## THE PROBLEM
Leave out every picture, then transcribe the rest of the listing exactly.

Data items
================================
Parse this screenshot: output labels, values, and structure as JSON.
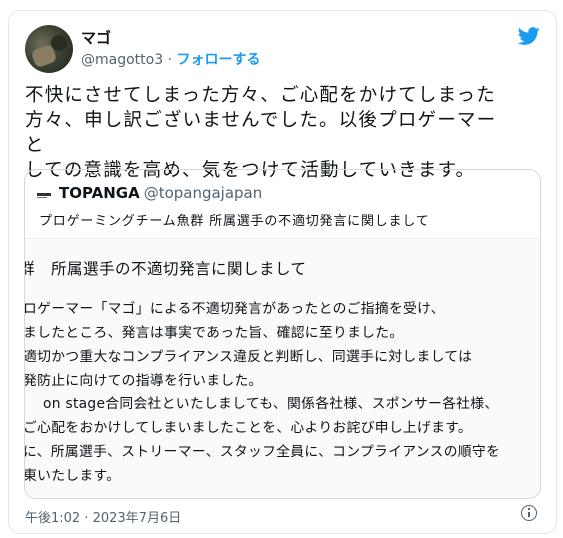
{
  "author": {
    "name": "マゴ",
    "handle": "@magotto3",
    "separator": " · ",
    "follow_label": "フォローする"
  },
  "tweet": {
    "lines": [
      "不快にさせてしまった方々、ご心配をかけてしまった",
      "方々、申し訳ございませんでした。以後プロゲーマーと",
      "しての意識を高め、気をつけて活動していきます。"
    ],
    "timestamp": "午後1:02 · 2023年7月6日"
  },
  "quote": {
    "name": "TOPANGA",
    "handle": "@topangajapan",
    "text": "プロゲーミングチーム魚群 所属選手の不適切発言に関しまして",
    "image": {
      "title": "群　所属選手の不適切発言に関しまして",
      "lines": [
        "ロゲーマー「マゴ」による不適切発言があったとのご指摘を受け、",
        "ましたところ、発言は事実であった旨、確認に至りました。",
        "適切かつ重大なコンプライアンス違反と判断し、同選手に対しましては",
        "発防止に向けての指導を行いました。",
        "on stage合同会社といたしましても、関係各社様、スポンサー各社様、",
        "ご心配をおかけしてしまいましたことを、心よりお詫び申し上げます。",
        "に、所属選手、ストリーマー、スタッフ全員に、コンプライアンスの順守を",
        "東いたします。"
      ]
    }
  },
  "colors": {
    "accent": "#1d9bf0",
    "text": "#0f1419",
    "muted": "#536471",
    "border": "#cfd9de"
  },
  "icons": {
    "brand": "twitter-bird-icon",
    "info": "info-icon"
  }
}
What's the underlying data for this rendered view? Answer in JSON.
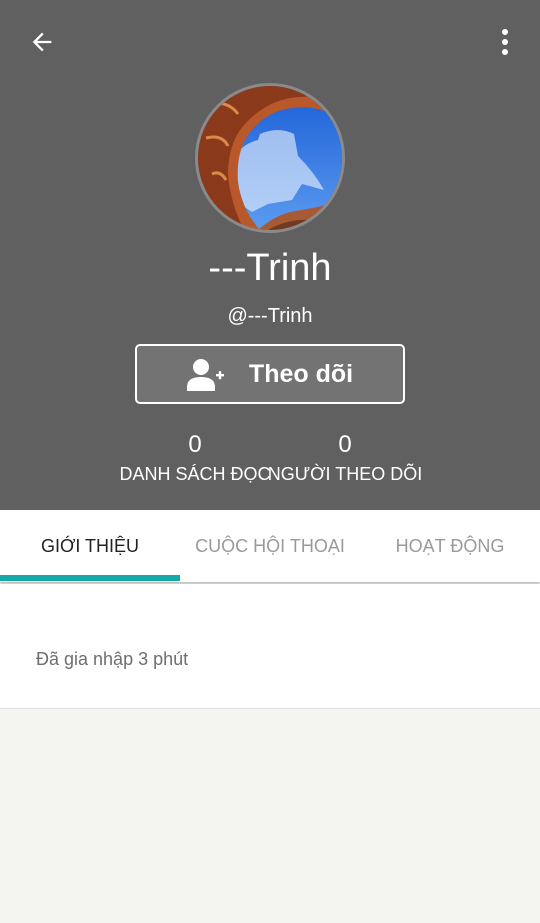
{
  "header": {
    "display_name": "---Trinh",
    "username": "@---Trinh",
    "follow_label": "Theo dõi",
    "bg_color": "#606060"
  },
  "stats": [
    {
      "value": "0",
      "label": "DANH SÁCH ĐỌC"
    },
    {
      "value": "0",
      "label": "NGƯỜI THEO DÕI"
    }
  ],
  "tabs": [
    {
      "label": "GIỚI THIỆU",
      "active": true
    },
    {
      "label": "CUỘC HỘI THOẠI",
      "active": false
    },
    {
      "label": "HOẠT ĐỘNG",
      "active": false
    }
  ],
  "about": {
    "joined_text": "Đã gia nhập 3 phút"
  },
  "icons": {
    "back": "arrow-back-icon",
    "more": "more-vertical-icon",
    "follow": "person-add-icon"
  },
  "colors": {
    "accent": "#17a9a7"
  }
}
================================
## TASK RESPONSE
Parse this screenshot: output labels, values, and structure as JSON.
{
  "author": {
    "name": "マゴ",
    "handle": "@magotto3",
    "separator": " · ",
    "follow_label": "フォローする"
  },
  "tweet": {
    "lines": [
      "不快にさせてしまった方々、ご心配をかけてしまった",
      "方々、申し訳ございませんでした。以後プロゲーマーと",
      "しての意識を高め、気をつけて活動していきます。"
    ],
    "timestamp": "午後1:02 · 2023年7月6日"
  },
  "quote": {
    "name": "TOPANGA",
    "handle": "@topangajapan",
    "text": "プロゲーミングチーム魚群 所属選手の不適切発言に関しまして",
    "image": {
      "title": "群　所属選手の不適切発言に関しまして",
      "lines": [
        "ロゲーマー「マゴ」による不適切発言があったとのご指摘を受け、",
        "ましたところ、発言は事実であった旨、確認に至りました。",
        "適切かつ重大なコンプライアンス違反と判断し、同選手に対しましては",
        "発防止に向けての指導を行いました。",
        "on stage合同会社といたしましても、関係各社様、スポンサー各社様、",
        "ご心配をおかけしてしまいましたことを、心よりお詫び申し上げます。",
        "に、所属選手、ストリーマー、スタッフ全員に、コンプライアンスの順守を",
        "東いたします。"
      ]
    }
  },
  "colors": {
    "accent": "#1d9bf0",
    "text": "#0f1419",
    "muted": "#536471",
    "border": "#cfd9de"
  },
  "icons": {
    "brand": "twitter-bird-icon",
    "info": "info-icon"
  }
}
What's the underlying data for this rendered view? Answer in JSON.
{
  "header": {
    "display_name": "---Trinh",
    "username": "@---Trinh",
    "follow_label": "Theo dõi",
    "bg_color": "#606060"
  },
  "stats": [
    {
      "value": "0",
      "label": "DANH SÁCH ĐỌC"
    },
    {
      "value": "0",
      "label": "NGƯỜI THEO DÕI"
    }
  ],
  "tabs": [
    {
      "label": "GIỚI THIỆU",
      "active": true
    },
    {
      "label": "CUỘC HỘI THOẠI",
      "active": false
    },
    {
      "label": "HOẠT ĐỘNG",
      "active": false
    }
  ],
  "about": {
    "joined_text": "Đã gia nhập 3 phút"
  },
  "icons": {
    "back": "arrow-back-icon",
    "more": "more-vertical-icon",
    "follow": "person-add-icon"
  },
  "colors": {
    "accent": "#17a9a7"
  }
}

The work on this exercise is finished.